» Consigne
Écrivez la suite du texte sur le livre de Ruth ZYLBERMAN consacré à un immeuble de Paris. Reprenez juste après sa dernière phrase.

» Extrait de page
Car on ne peut pas jouer avec les émotions impunément : il y faut beaucoup de patience, d'intelligence et de doigté. Et Ruth ZYLBERMAN a fait preuve de ces trois qualité, ainsi que d'une autre : une écriture au ton très juste, qui n'élimine pas les affects et les place à la bonne distance.

 

Cependant, c'est bien d'une "autobiographie d'un immeuble" qui nous mène jusqu'à aujourd'hui qu'il s'agit-là.

Et là encore avec une perception aigüe, et très juste à mon sens, de la "gentrification" opérée à Paris depuis les années 1980, et, dans cet immeuble, dans les années 2000 : un passage notamment en rend compte, celui de l'entrevue qu'elle a avec deux vieux locataires marocains, par l'intermédiaire d'un néo-propriétaire d'origine algérienne arrivé en France dans les années 1990, et cinéaste comme elle ( pp 310-314). "Ils me décrivent comment l'immeuble s'est vidé dans les années 1980 : les vieux mouraient ou partaient – ils n'étaient pas remplacés. Et puis sont arrivés les nouveaux, pas méchants mais pas proches non plus. Leur arrivée a irrémédiablement signé la fin d'un immeuble populaire où voisinaient de petites gens, où il était naturel de parler avec un accent, de s'entraider pour remplir des formulaires administratifs, pour faire face au monde extérieur normé, intégré; un immeuble où se nouait quotidiennement, sans grands mots, la solidarité instinctive de ceux qui ont si peu." (p 314)

» Matériel fourni
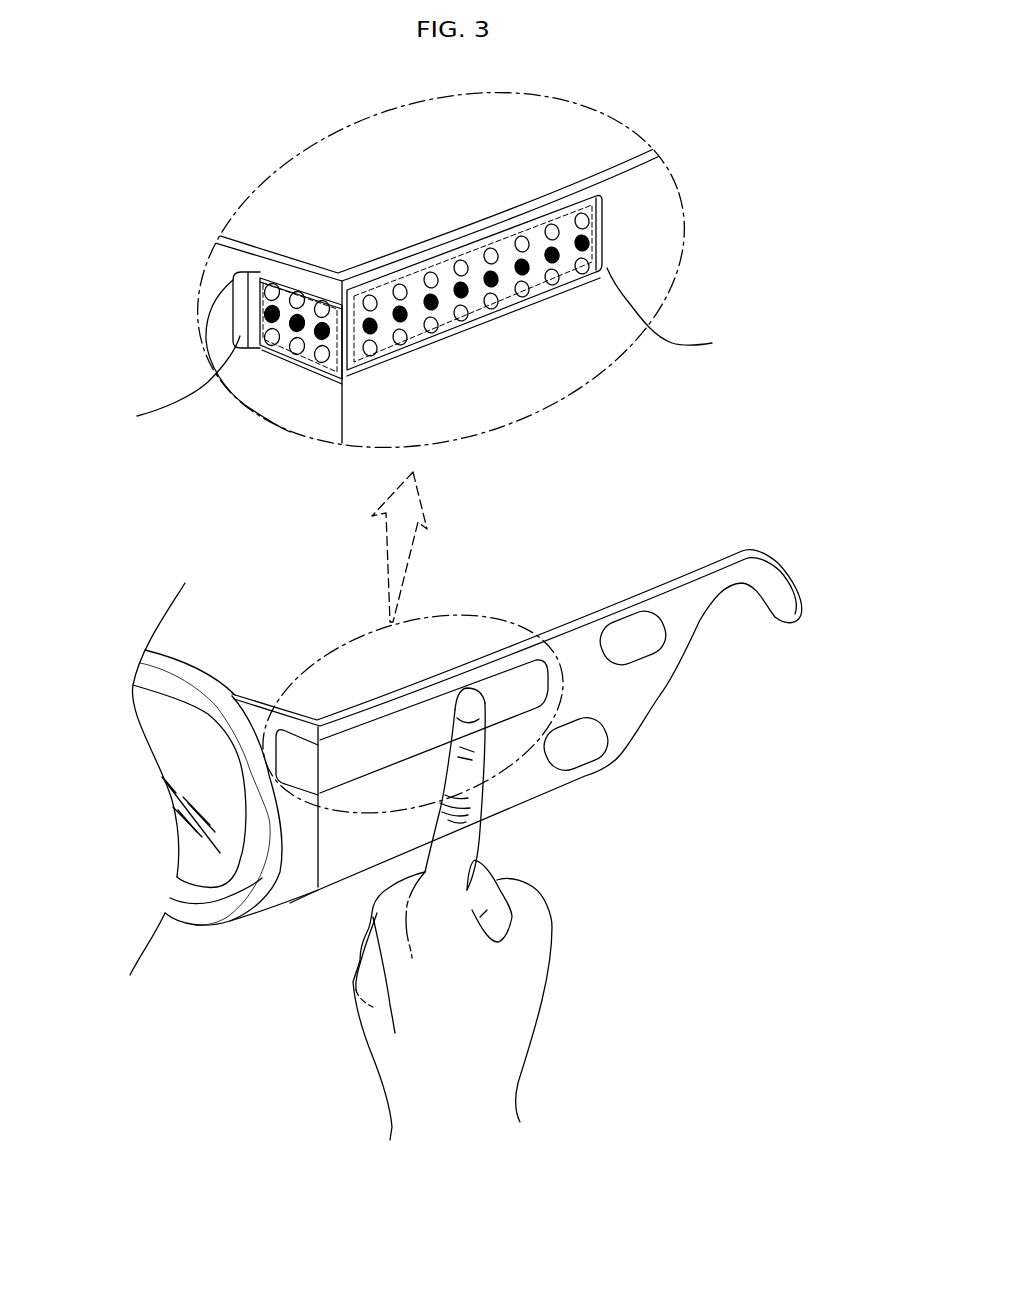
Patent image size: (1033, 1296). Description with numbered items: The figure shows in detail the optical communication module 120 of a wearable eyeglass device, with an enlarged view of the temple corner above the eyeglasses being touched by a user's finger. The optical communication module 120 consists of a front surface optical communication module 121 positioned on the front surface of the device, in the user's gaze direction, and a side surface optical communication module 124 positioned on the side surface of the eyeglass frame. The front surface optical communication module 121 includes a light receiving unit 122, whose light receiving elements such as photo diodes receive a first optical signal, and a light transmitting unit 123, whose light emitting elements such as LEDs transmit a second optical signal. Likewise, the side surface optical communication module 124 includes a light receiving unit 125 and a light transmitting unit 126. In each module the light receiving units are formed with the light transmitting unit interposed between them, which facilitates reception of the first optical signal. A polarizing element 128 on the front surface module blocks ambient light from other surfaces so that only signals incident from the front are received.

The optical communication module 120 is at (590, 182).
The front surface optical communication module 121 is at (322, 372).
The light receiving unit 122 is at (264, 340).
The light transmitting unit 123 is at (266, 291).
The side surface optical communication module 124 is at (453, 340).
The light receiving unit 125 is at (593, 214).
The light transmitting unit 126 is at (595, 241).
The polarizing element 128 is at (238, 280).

» Résultat de l'exercice
Car aux nombreux Juifs étrangers qui habitaient l'immeuble dans les années 1930-40, ont succédé dans les années 50-70 Portugais et Maghrébins.

 

Enfin, autre facette de ce travail au long cours, la longue quête dans les archives de ceux qui n'ont laissé derrière eux aucun survivant pour se souvenir et témoigner. Mais dont le souvenir doit aussi être exhumé pour parfaire cette "autobiographie", à la fois impossible et nécessaire. Et le croisement subtil du résultat de ces recherches avec les documents ou les souvenirs de descendants longuement recherchés, et parfois miraculeusement retrouvés.

Ainsi, peu à peu, sont comblés quelques-uns des nombreux trous de cette "autobiographie" espérée.

Le sens de cette entreprise, qui me parle tant, est en partie livré par cette citation de Walter BENJAMIN : "Le passé est chargé d'un indice secret qui le désigne pour la rédemption. Ne sommes-nous pas nous -mêmes effleurés par un souffle d'air qui a entouré ceux qui nous ont précédés ?" ( p 326)

Ainsi lorsque l'autrice visite l'appartement remplaçant plusieurs anciennes chambres indépendantes et le couloir qui les reliait, dont celle où vivaient Maria Goldstzajn et ses trois fils rescapés qu'elle a fini par retrouver : "Impossible d'y reloger, derrière les placards, la cuisinière flambant neuve, le plan de travail agrémenté de petits pots de fleurs et d'ustensiles délicats, l'angoisse, la peur de Maria et de ses enfants. Un indice , le seul, subsiste pourtant : la fenêtre vers laquelle je m'avance pour y contempler, le regard de Maria devenu mien, la vue presque inchangée sur Paris et ses murailles de façades surmontées de toits gris qui se partagent l'horizon avec le ciel où quelques nuages flottent mollement." (p 331)

 

Et à ce moment fait écho l'épisode qui clôt le livre et qui donne le sens tout personnel de cette entreprise hors-norme et particulièrement réussie.